— Start of Data —

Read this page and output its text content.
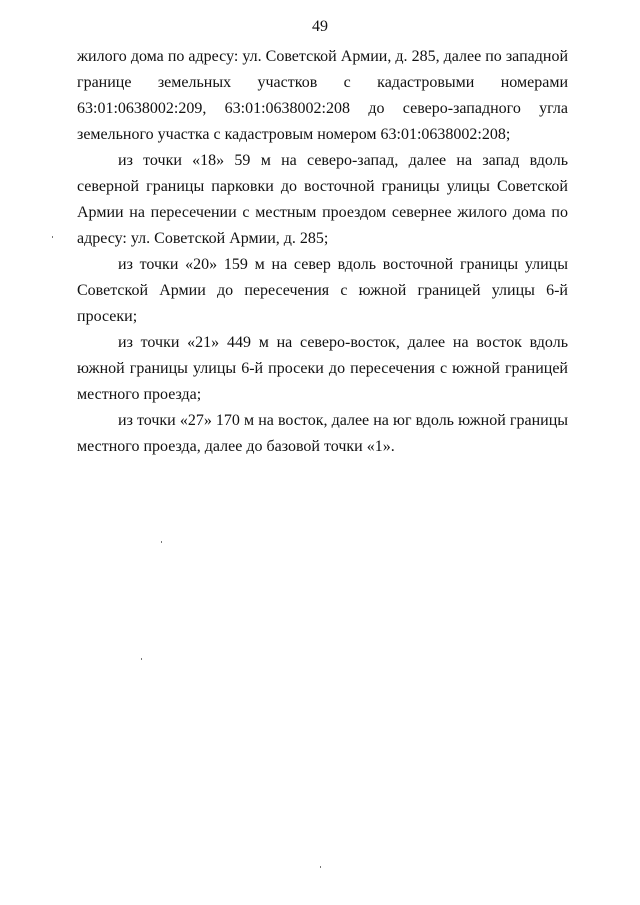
49

жилого дома по адресу: ул. Советской Армии, д. 285, далее по западной границе земельных участков с кадастровыми номерами 63:01:0638002:209, 63:01:0638002:208 до северо-западного угла земельного участка с кадастровым номером 63:01:0638002:208;

из точки «18» 59 м на северо-запад, далее на запад вдоль северной границы парковки до восточной границы улицы Советской Армии на пересечении с местным проездом севернее жилого дома по адресу: ул. Советской Армии, д. 285;

из точки «20» 159 м на север вдоль восточной границы улицы Советской Армии до пересечения с южной границей улицы 6-й просеки;

из точки «21» 449 м на северо-восток, далее на восток вдоль южной границы улицы 6-й просеки до пересечения с южной границей местного проезда;

из точки «27» 170 м на восток, далее на юг вдоль южной границы местного проезда, далее до базовой точки «1».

— End of Data —

Task objective → Reproduce the listing exactly. Leave its pictures out.

Correct response →
Read this page and output its text content.
49

жилого дома по адресу: ул. Советской Армии, д. 285, далее по западной границе земельных участков с кадастровыми номерами 63:01:0638002:209, 63:01:0638002:208 до северо-западного угла земельного участка с кадастровым номером 63:01:0638002:208;

из точки «18» 59 м на северо-запад, далее на запад вдоль северной границы парковки до восточной границы улицы Советской Армии на пересечении с местным проездом севернее жилого дома по адресу: ул. Советской Армии, д. 285;

из точки «20» 159 м на север вдоль восточной границы улицы Советской Армии до пересечения с южной границей улицы 6-й просеки;

из точки «21» 449 м на северо-восток, далее на восток вдоль южной границы улицы 6-й просеки до пересечения с южной границей местного проезда;

из точки «27» 170 м на восток, далее на юг вдоль южной границы местного проезда, далее до базовой точки «1».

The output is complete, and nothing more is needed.